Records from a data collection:
* * * *

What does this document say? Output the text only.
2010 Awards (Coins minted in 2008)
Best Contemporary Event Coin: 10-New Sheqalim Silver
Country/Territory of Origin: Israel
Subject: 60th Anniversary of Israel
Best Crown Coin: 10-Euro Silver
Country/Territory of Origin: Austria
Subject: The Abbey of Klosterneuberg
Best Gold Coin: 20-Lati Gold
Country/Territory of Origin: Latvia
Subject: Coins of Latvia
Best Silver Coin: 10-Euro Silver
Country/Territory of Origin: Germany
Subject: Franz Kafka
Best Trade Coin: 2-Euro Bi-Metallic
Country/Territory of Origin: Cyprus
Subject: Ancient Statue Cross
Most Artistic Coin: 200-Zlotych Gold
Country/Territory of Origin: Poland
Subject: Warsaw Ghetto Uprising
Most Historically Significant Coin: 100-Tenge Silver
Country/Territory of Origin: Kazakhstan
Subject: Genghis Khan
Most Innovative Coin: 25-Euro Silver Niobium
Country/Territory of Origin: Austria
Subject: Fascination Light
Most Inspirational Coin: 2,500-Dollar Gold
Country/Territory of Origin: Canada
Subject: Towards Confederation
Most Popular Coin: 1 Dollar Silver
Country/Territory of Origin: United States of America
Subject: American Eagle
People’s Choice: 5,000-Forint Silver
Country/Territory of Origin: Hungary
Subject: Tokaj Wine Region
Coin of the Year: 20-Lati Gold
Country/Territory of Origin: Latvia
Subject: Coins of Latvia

* * * *

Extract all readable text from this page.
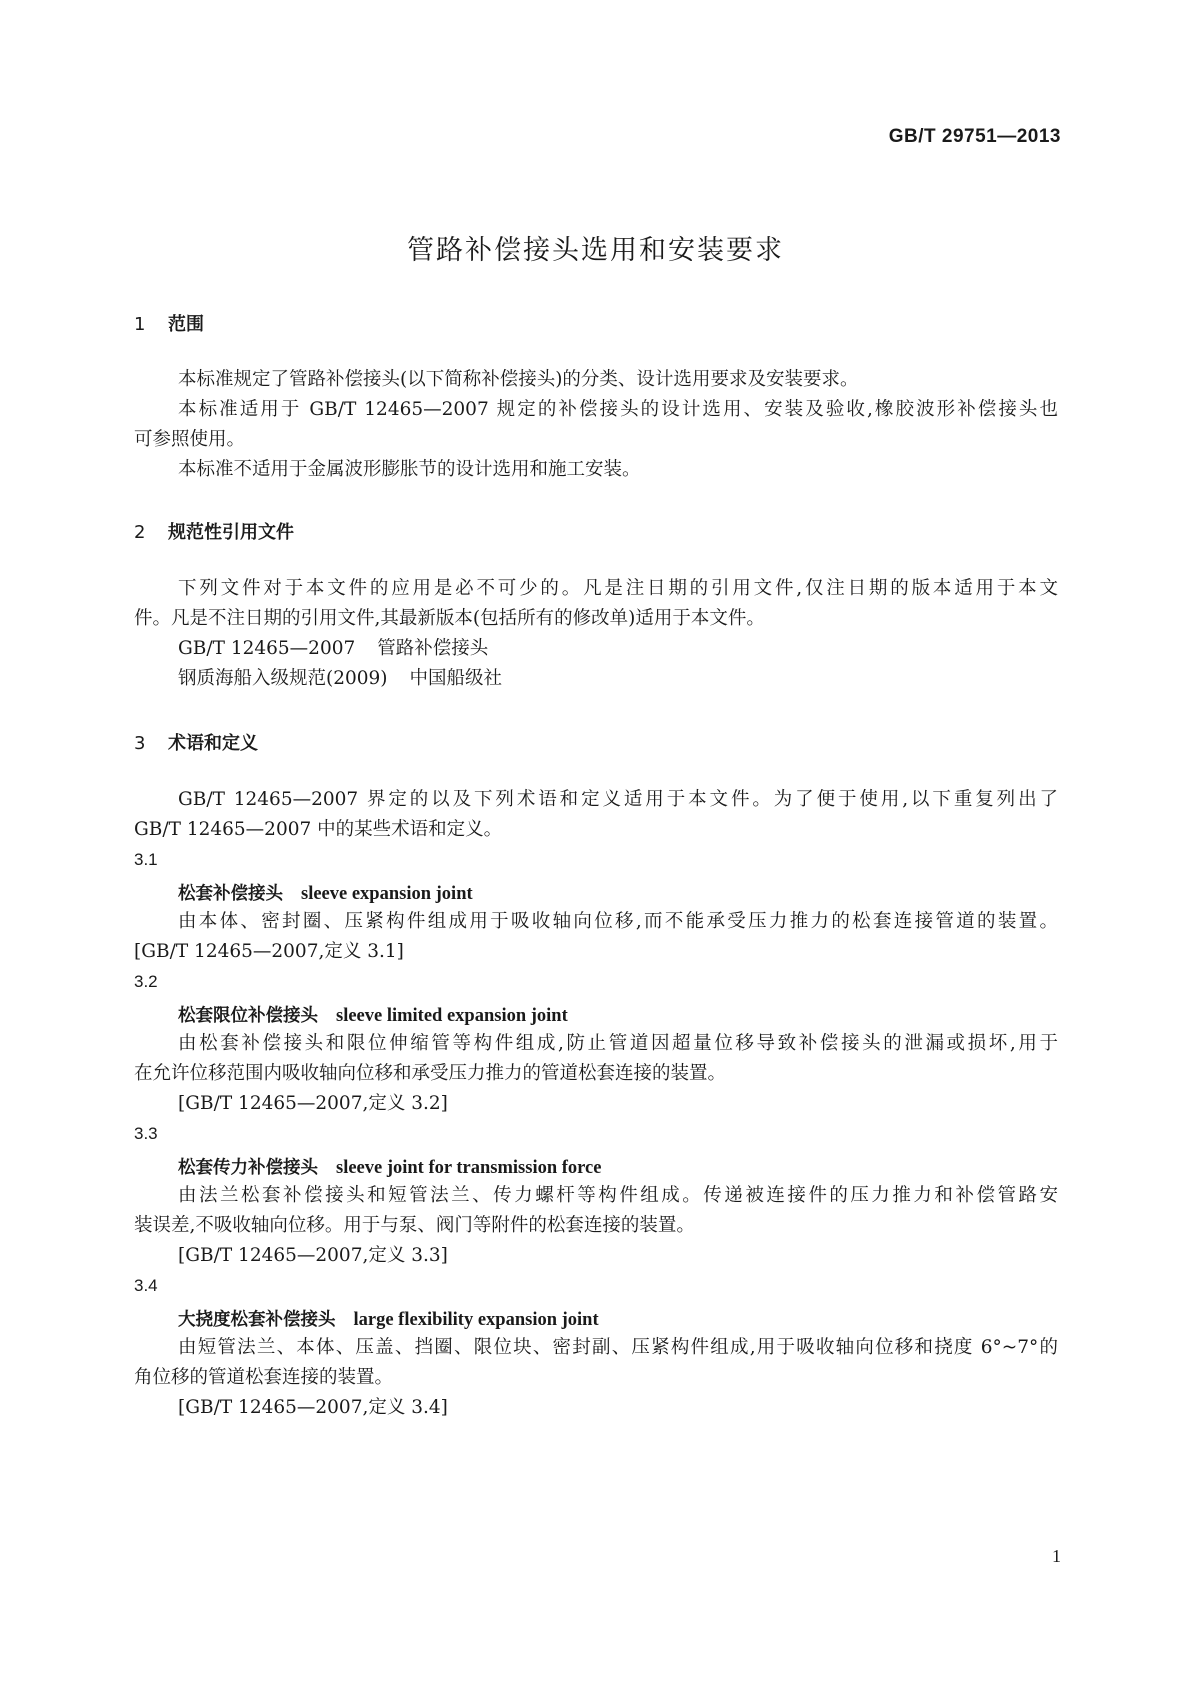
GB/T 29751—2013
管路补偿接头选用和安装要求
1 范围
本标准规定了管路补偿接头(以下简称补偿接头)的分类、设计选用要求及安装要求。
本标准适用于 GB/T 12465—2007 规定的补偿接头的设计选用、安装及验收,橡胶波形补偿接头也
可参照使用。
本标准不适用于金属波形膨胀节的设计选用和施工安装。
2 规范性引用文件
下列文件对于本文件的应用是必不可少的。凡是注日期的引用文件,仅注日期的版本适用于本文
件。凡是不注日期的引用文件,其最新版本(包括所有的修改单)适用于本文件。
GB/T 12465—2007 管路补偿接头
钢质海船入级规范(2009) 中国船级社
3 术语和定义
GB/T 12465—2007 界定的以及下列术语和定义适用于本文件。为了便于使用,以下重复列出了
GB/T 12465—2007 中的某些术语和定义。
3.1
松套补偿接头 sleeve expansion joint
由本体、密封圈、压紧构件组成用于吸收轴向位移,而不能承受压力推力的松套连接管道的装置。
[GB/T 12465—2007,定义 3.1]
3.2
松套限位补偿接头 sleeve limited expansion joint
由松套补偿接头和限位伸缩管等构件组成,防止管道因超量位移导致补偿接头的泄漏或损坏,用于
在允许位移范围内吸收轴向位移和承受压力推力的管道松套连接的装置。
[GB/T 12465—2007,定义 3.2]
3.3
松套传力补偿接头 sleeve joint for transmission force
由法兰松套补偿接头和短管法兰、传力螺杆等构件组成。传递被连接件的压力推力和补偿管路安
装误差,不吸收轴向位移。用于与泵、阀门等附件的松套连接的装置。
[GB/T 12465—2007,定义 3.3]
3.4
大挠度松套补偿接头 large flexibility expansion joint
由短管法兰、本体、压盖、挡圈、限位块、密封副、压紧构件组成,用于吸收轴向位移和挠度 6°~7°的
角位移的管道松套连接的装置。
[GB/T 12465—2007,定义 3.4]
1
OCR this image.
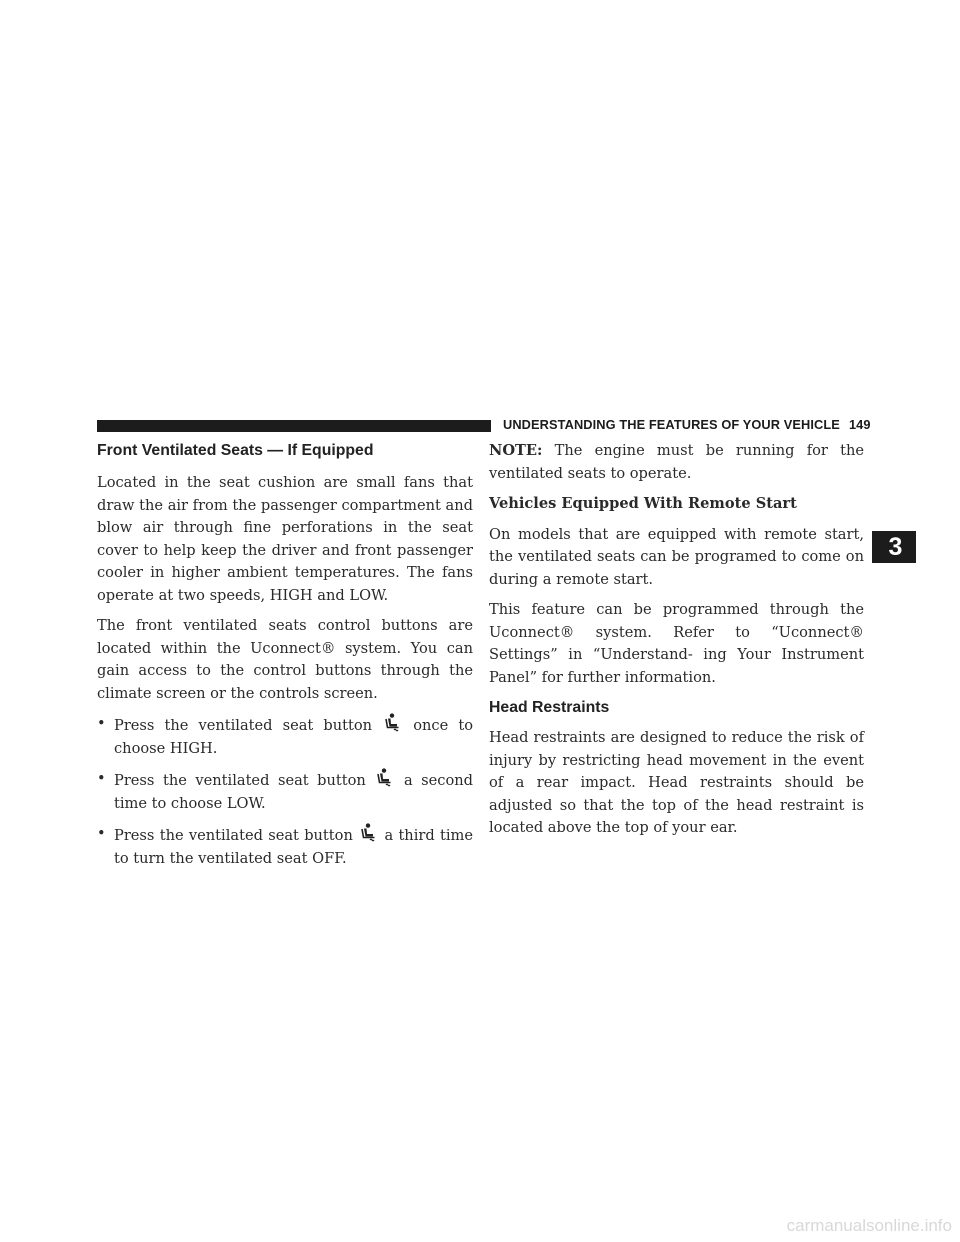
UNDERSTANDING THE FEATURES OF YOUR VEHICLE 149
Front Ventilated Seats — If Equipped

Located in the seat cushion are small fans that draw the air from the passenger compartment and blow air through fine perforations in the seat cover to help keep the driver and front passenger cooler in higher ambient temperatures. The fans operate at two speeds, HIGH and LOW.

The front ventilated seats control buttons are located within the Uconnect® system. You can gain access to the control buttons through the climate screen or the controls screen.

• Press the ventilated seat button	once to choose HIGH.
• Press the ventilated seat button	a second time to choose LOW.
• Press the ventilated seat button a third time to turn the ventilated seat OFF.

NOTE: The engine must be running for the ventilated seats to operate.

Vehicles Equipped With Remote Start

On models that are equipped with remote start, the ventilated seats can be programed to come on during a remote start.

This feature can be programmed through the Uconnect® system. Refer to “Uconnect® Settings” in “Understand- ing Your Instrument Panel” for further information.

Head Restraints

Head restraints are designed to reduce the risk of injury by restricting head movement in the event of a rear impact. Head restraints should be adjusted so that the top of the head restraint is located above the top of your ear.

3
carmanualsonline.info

* * * *

# Stated task:
Copy and report every line where the word "Silver" is present.

# Correct response:
Best Contemporary Event Coin: 10-New Sheqalim Silver
Best Crown Coin: 10-Euro Silver
Best Silver Coin: 10-Euro Silver
Most Historically Significant Coin: 100-Tenge Silver
Most Innovative Coin: 25-Euro Silver Niobium
Most Popular Coin: 1 Dollar Silver
People’s Choice: 5,000-Forint Silver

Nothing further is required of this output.